Written problem: Update the entries below by replacing every "Circle shape" with "Round marker" and keeping everything else unchanged. Leave the pictures out of your answer.

Data records:
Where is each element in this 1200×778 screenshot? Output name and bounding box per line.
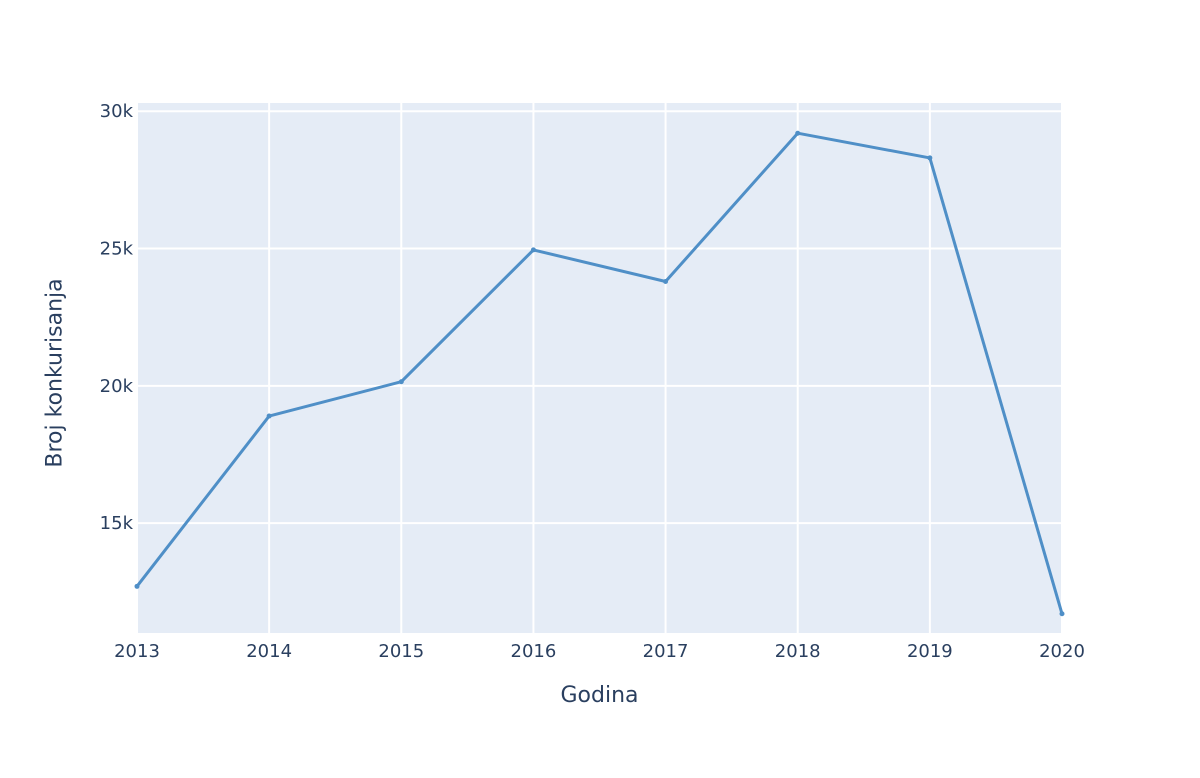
- series-line: [135, 131, 1064, 616]
- x-axis-title: Godina: [560, 683, 638, 708]
- y-tick-label: 25k: [100, 239, 134, 260]
- plot-area: [137, 103, 1062, 633]
- data-points: [134, 130, 1065, 617]
- x-tick-label: 2014: [246, 641, 292, 662]
- y-tick-label: 20k: [100, 376, 134, 397]
- data-point: [663, 278, 669, 284]
- y-tick-label: 30k: [100, 101, 134, 122]
- x-tick-label: 2013: [114, 641, 160, 662]
- x-tick-label: 2017: [643, 641, 689, 662]
- x-gridlines: [136, 103, 1063, 633]
- data-point: [134, 583, 140, 589]
- x-axis-ticks: 2013 2014 2015 2016 2017 2018 2019 2020: [114, 641, 1085, 662]
- data-point: [795, 130, 801, 136]
- x-tick-label: 2019: [907, 641, 953, 662]
- x-tick-label: 2020: [1039, 641, 1085, 662]
- series-layer: [135, 131, 1064, 616]
- y-tick-label: 15k: [100, 513, 134, 534]
- data-point: [927, 155, 933, 161]
- data-point: [266, 413, 272, 419]
- data-point: [1059, 611, 1065, 617]
- y-axis-ticks: 15k 20k 25k 30k: [100, 101, 134, 534]
- x-tick-label: 2018: [775, 641, 821, 662]
- y-axis-title: Broj konkurisanja: [43, 278, 68, 467]
- x-tick-label: 2015: [378, 641, 424, 662]
- data-point: [398, 379, 404, 385]
- y-gridlines: [137, 110, 1062, 525]
- data-point: [530, 247, 536, 253]
- x-tick-label: 2016: [511, 641, 557, 662]
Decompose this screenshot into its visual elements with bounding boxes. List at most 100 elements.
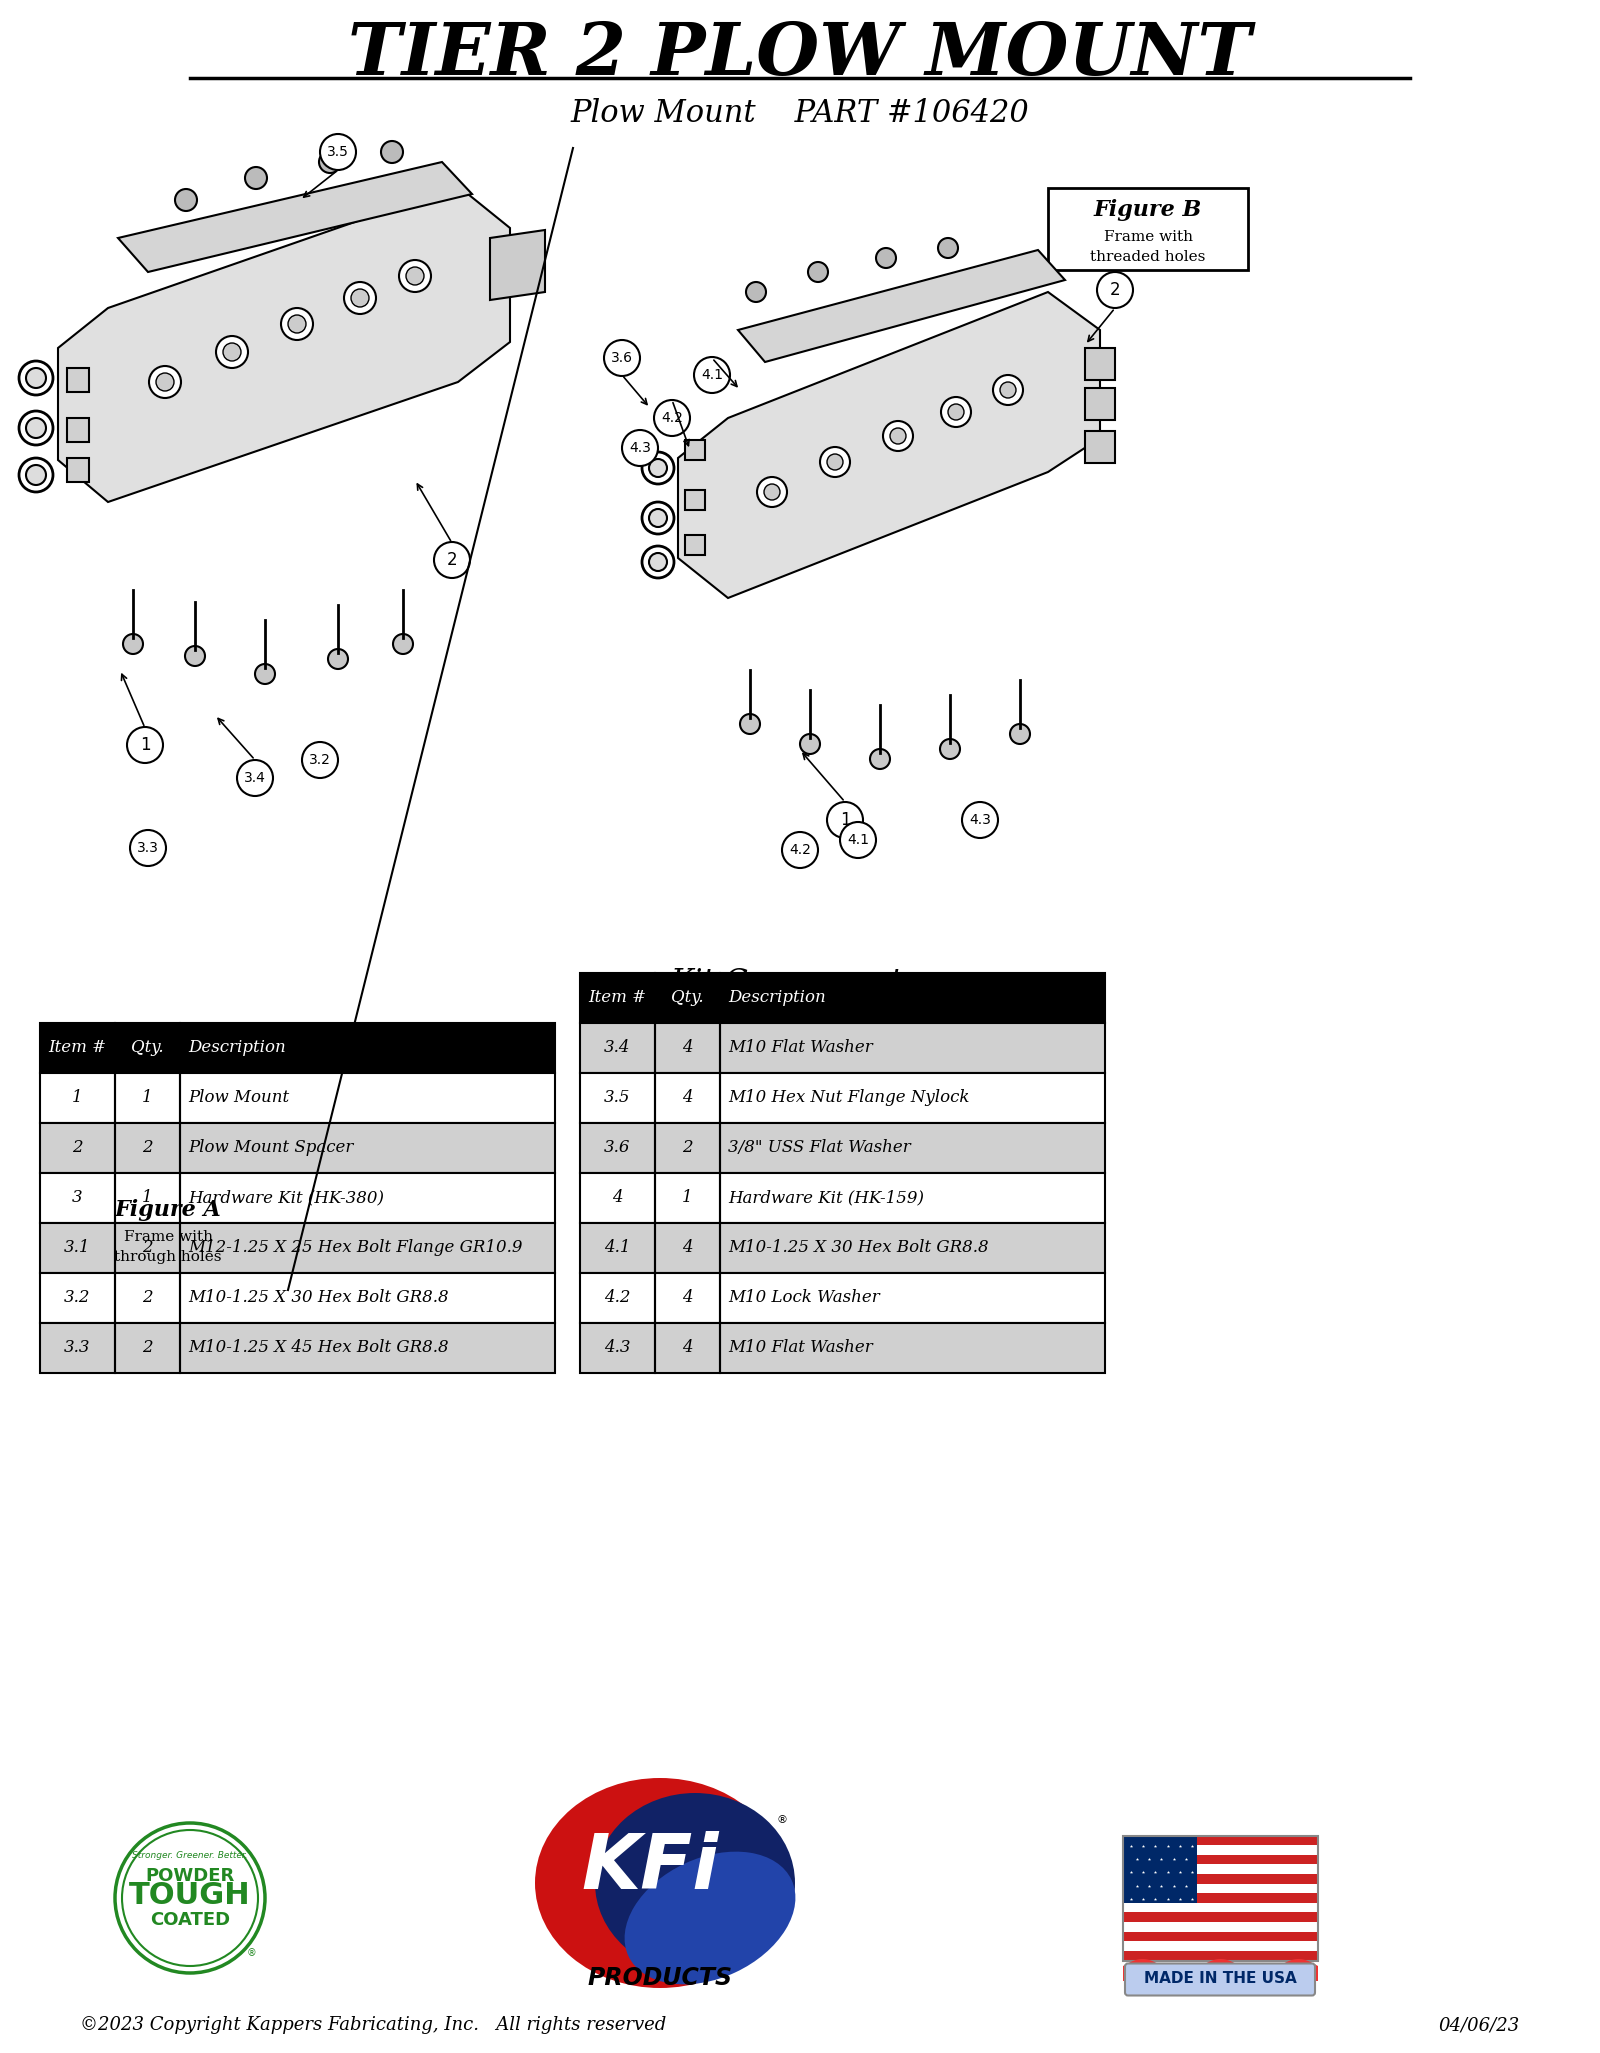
Bar [720, 1123, 1106, 1172]
Circle shape [941, 739, 960, 760]
Circle shape [650, 552, 667, 571]
Text: M10-1.25 X 30 Hex Bolt GR8.8: M10-1.25 X 30 Hex Bolt GR8.8 [189, 1289, 448, 1306]
Circle shape [877, 248, 896, 269]
Bar [67, 458, 90, 482]
Ellipse shape [624, 1852, 795, 1985]
Text: 3.2: 3.2 [309, 753, 331, 768]
Bar [579, 1022, 1106, 1074]
Circle shape [941, 396, 971, 427]
Circle shape [174, 189, 197, 211]
Text: Kit Components:: Kit Components: [670, 967, 930, 998]
Circle shape [1010, 725, 1030, 743]
Bar [1123, 1854, 1317, 1864]
Bar [115, 1074, 179, 1123]
Bar [579, 1074, 1106, 1123]
Text: KFi: KFi [581, 1831, 718, 1905]
Circle shape [394, 634, 413, 655]
Bar [1123, 1835, 1317, 1846]
Bar [1123, 1922, 1317, 1932]
Bar [720, 1172, 1106, 1224]
Circle shape [318, 152, 341, 172]
Text: Qty.: Qty. [131, 1039, 163, 1057]
Bar [654, 1074, 720, 1123]
Bar [720, 1273, 1106, 1322]
Circle shape [320, 133, 355, 170]
Text: M10 Flat Washer: M10 Flat Washer [728, 1039, 872, 1057]
Bar [720, 1022, 1106, 1074]
Polygon shape [738, 250, 1066, 361]
Bar [40, 1224, 115, 1273]
Circle shape [962, 803, 998, 838]
Text: 1: 1 [682, 1189, 693, 1207]
Bar [179, 1123, 555, 1172]
Text: 4: 4 [682, 1240, 693, 1256]
Text: Hardware Kit (HK-159): Hardware Kit (HK-159) [728, 1189, 925, 1207]
Text: 4.2: 4.2 [605, 1289, 630, 1306]
Circle shape [26, 464, 46, 485]
Text: Frame with
threaded holes: Frame with threaded holes [1090, 230, 1206, 263]
Bar [40, 1172, 115, 1224]
Circle shape [434, 542, 470, 579]
Circle shape [808, 263, 829, 281]
Circle shape [782, 831, 818, 868]
Text: 4: 4 [682, 1039, 693, 1057]
Circle shape [840, 821, 877, 858]
Text: 3.4: 3.4 [605, 1039, 630, 1057]
Bar [1123, 1893, 1317, 1903]
Bar [179, 1224, 555, 1273]
Circle shape [694, 357, 730, 392]
Circle shape [328, 649, 349, 669]
Bar [720, 1224, 1106, 1273]
Bar [115, 1022, 179, 1074]
Polygon shape [58, 187, 510, 503]
Text: M10-1.25 X 45 Hex Bolt GR8.8: M10-1.25 X 45 Hex Bolt GR8.8 [189, 1339, 448, 1357]
Circle shape [26, 367, 46, 388]
Text: 4.1: 4.1 [605, 1240, 630, 1256]
Circle shape [870, 749, 890, 770]
Text: M10-1.25 X 30 Hex Bolt GR8.8: M10-1.25 X 30 Hex Bolt GR8.8 [728, 1240, 989, 1256]
Text: 4: 4 [613, 1189, 622, 1207]
Bar [720, 1074, 1106, 1123]
Circle shape [739, 714, 760, 735]
Bar [579, 973, 654, 1022]
Circle shape [890, 427, 906, 443]
Bar [1123, 1846, 1317, 1854]
Bar [1123, 1874, 1317, 1883]
Circle shape [642, 546, 674, 579]
Text: POWDER: POWDER [146, 1866, 235, 1885]
Text: Plow Mount: Plow Mount [189, 1090, 290, 1107]
Text: 1: 1 [142, 1189, 154, 1207]
Text: 2: 2 [142, 1139, 154, 1156]
Text: M12-1.25 X 25 Hex Bolt Flange GR10.9: M12-1.25 X 25 Hex Bolt Flange GR10.9 [189, 1240, 523, 1256]
Bar [40, 1074, 555, 1123]
Bar [654, 1224, 720, 1273]
Bar [115, 1172, 179, 1224]
Circle shape [115, 1823, 266, 1973]
FancyBboxPatch shape [1048, 189, 1248, 271]
Bar [40, 1123, 115, 1172]
Circle shape [19, 458, 53, 493]
Text: 4.3: 4.3 [605, 1339, 630, 1357]
Bar [1123, 1835, 1197, 1903]
Text: 4.3: 4.3 [970, 813, 990, 827]
Circle shape [947, 404, 963, 421]
Circle shape [650, 460, 667, 476]
Circle shape [650, 509, 667, 528]
Circle shape [254, 663, 275, 684]
Text: Stronger. Greener. Better.: Stronger. Greener. Better. [133, 1850, 248, 1860]
Text: ©2023 Copyright Kappers Fabricating, Inc.   All rights reserved: ©2023 Copyright Kappers Fabricating, Inc… [80, 2016, 666, 2035]
Text: ®: ® [776, 1815, 787, 1825]
Bar [720, 973, 1106, 1022]
Text: MADE IN THE USA: MADE IN THE USA [1144, 1971, 1296, 1985]
Circle shape [186, 647, 205, 665]
Text: 1: 1 [142, 1090, 154, 1107]
Text: Item #: Item # [589, 990, 646, 1006]
Circle shape [282, 308, 314, 341]
Text: 1: 1 [72, 1090, 83, 1107]
Bar [40, 1172, 555, 1224]
Circle shape [827, 454, 843, 470]
Text: 2: 2 [1110, 281, 1120, 300]
Bar [179, 1022, 555, 1074]
Bar [179, 1074, 555, 1123]
Circle shape [216, 337, 248, 367]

Problem solution:
Where is each element in this 1200×778 screenshot? Output name and bounding box per line.
- series-line: [135, 131, 1064, 616]
- x-axis-title: Godina: [560, 683, 638, 708]
- y-tick-label: 25k: [100, 239, 134, 260]
- plot-area: [137, 103, 1062, 633]
- data-points: [134, 130, 1065, 617]
- x-tick-label: 2014: [246, 641, 292, 662]
- y-tick-label: 20k: [100, 376, 134, 397]
- data-point: [663, 278, 669, 284]
- y-tick-label: 30k: [100, 101, 134, 122]
- x-tick-label: 2013: [114, 641, 160, 662]
- x-tick-label: 2017: [643, 641, 689, 662]
- x-gridlines: [136, 103, 1063, 633]
- data-point: [134, 583, 140, 589]
- x-axis-ticks: 2013 2014 2015 2016 2017 2018 2019 2020: [114, 641, 1085, 662]
- data-point: [795, 130, 801, 136]
- x-tick-label: 2019: [907, 641, 953, 662]
- x-tick-label: 2020: [1039, 641, 1085, 662]
- series-layer: [135, 131, 1064, 616]
- y-tick-label: 15k: [100, 513, 134, 534]
- data-point: [927, 155, 933, 161]
- data-point: [266, 413, 272, 419]
- data-point: [1059, 611, 1065, 617]
- y-axis-ticks: 15k 20k 25k 30k: [100, 101, 134, 534]
- x-tick-label: 2018: [775, 641, 821, 662]
- y-axis-title: Broj konkurisanja: [43, 278, 68, 467]
- x-tick-label: 2015: [378, 641, 424, 662]
- data-point: [398, 379, 404, 385]
- y-gridlines: [137, 110, 1062, 525]
- data-point: [530, 247, 536, 253]
- x-tick-label: 2016: [511, 641, 557, 662]
Decompose this screenshot into its visual elements with bounding boxes. List at most 100 elements.
Bar [720, 1123, 1106, 1172]
Round marker [941, 739, 960, 760]
Round marker [650, 552, 667, 571]
Text: M10-1.25 X 30 Hex Bolt GR8.8: M10-1.25 X 30 Hex Bolt GR8.8 [189, 1289, 448, 1306]
Round marker [877, 248, 896, 269]
Bar [67, 458, 90, 482]
Ellipse shape [624, 1852, 795, 1985]
Text: 3.2: 3.2 [309, 753, 331, 768]
Bar [579, 1022, 1106, 1074]
Round marker [941, 396, 971, 427]
Round marker [174, 189, 197, 211]
Text: Kit Components:: Kit Components: [670, 967, 930, 998]
Round marker [1010, 725, 1030, 743]
Bar [1123, 1854, 1317, 1864]
Bar [115, 1074, 179, 1123]
Bar [579, 1074, 1106, 1123]
Text: KFi: KFi [581, 1831, 718, 1905]
Round marker [394, 634, 413, 655]
Bar [1123, 1835, 1317, 1846]
Bar [1123, 1922, 1317, 1932]
Bar [720, 1172, 1106, 1224]
Round marker [318, 152, 341, 172]
Text: Qty.: Qty. [131, 1039, 163, 1057]
Bar [654, 1074, 720, 1123]
Bar [720, 1273, 1106, 1322]
Round marker [320, 133, 355, 170]
Text: M10 Flat Washer: M10 Flat Washer [728, 1039, 872, 1057]
Bar [720, 1022, 1106, 1074]
Polygon shape [738, 250, 1066, 361]
Bar [40, 1224, 115, 1273]
Round marker [962, 803, 998, 838]
Text: 1: 1 [682, 1189, 693, 1207]
Bar [179, 1123, 555, 1172]
Text: 4: 4 [682, 1240, 693, 1256]
Text: Hardware Kit (HK-159): Hardware Kit (HK-159) [728, 1189, 925, 1207]
Text: 4.2: 4.2 [605, 1289, 630, 1306]
Round marker [26, 464, 46, 485]
Text: Frame with
threaded holes: Frame with threaded holes [1090, 230, 1206, 263]
Bar [40, 1172, 115, 1224]
Round marker [434, 542, 470, 579]
Round marker [808, 263, 829, 281]
Round marker [782, 831, 818, 868]
Text: 4: 4 [682, 1039, 693, 1057]
Round marker [840, 821, 877, 858]
Text: 3.4: 3.4 [605, 1039, 630, 1057]
Bar [1123, 1893, 1317, 1903]
Bar [179, 1224, 555, 1273]
Round marker [694, 357, 730, 392]
Round marker [328, 649, 349, 669]
Bar [720, 1224, 1106, 1273]
Bar [115, 1022, 179, 1074]
Polygon shape [58, 187, 510, 503]
Text: M10-1.25 X 45 Hex Bolt GR8.8: M10-1.25 X 45 Hex Bolt GR8.8 [189, 1339, 448, 1357]
Round marker [26, 367, 46, 388]
Text: 4.1: 4.1 [605, 1240, 630, 1256]
Round marker [870, 749, 890, 770]
Text: M10-1.25 X 30 Hex Bolt GR8.8: M10-1.25 X 30 Hex Bolt GR8.8 [728, 1240, 989, 1256]
Text: 4: 4 [613, 1189, 622, 1207]
Bar [720, 1074, 1106, 1123]
Round marker [739, 714, 760, 735]
Bar [579, 973, 654, 1022]
Round marker [890, 427, 906, 443]
Bar [1123, 1846, 1317, 1854]
Bar [1123, 1874, 1317, 1883]
Round marker [642, 546, 674, 579]
Text: POWDER: POWDER [146, 1866, 235, 1885]
Text: Plow Mount: Plow Mount [189, 1090, 290, 1107]
Text: 1: 1 [142, 1189, 154, 1207]
Text: 2: 2 [142, 1139, 154, 1156]
Text: M12-1.25 X 25 Hex Bolt Flange GR10.9: M12-1.25 X 25 Hex Bolt Flange GR10.9 [189, 1240, 523, 1256]
Bar [40, 1074, 555, 1123]
Bar [654, 1224, 720, 1273]
Bar [115, 1172, 179, 1224]
Round marker [115, 1823, 266, 1973]
FancyBboxPatch shape [1048, 189, 1248, 271]
Bar [40, 1123, 115, 1172]
Round marker [19, 458, 53, 493]
Text: 4.3: 4.3 [605, 1339, 630, 1357]
Bar [1123, 1835, 1197, 1903]
Text: 4.3: 4.3 [970, 813, 990, 827]
Round marker [947, 404, 963, 421]
Round marker [650, 460, 667, 476]
Round marker [650, 509, 667, 528]
Round marker [254, 663, 275, 684]
Text: Stronger. Greener. Better.: Stronger. Greener. Better. [133, 1850, 248, 1860]
Text: ©2023 Copyright Kappers Fabricating, Inc.   All rights reserved: ©2023 Copyright Kappers Fabricating, Inc… [80, 2016, 666, 2035]
Text: ®: ® [776, 1815, 787, 1825]
Bar [720, 973, 1106, 1022]
Text: MADE IN THE USA: MADE IN THE USA [1144, 1971, 1296, 1985]
Round marker [186, 647, 205, 665]
Text: 1: 1 [142, 1090, 154, 1107]
Text: Item #: Item # [589, 990, 646, 1006]
Round marker [282, 308, 314, 341]
Text: 1: 1 [72, 1090, 83, 1107]
Bar [40, 1172, 555, 1224]
Round marker [827, 454, 843, 470]
Text: 2: 2 [1110, 281, 1120, 300]
Bar [179, 1022, 555, 1074]
Bar [179, 1074, 555, 1123]
Round marker [216, 337, 248, 367]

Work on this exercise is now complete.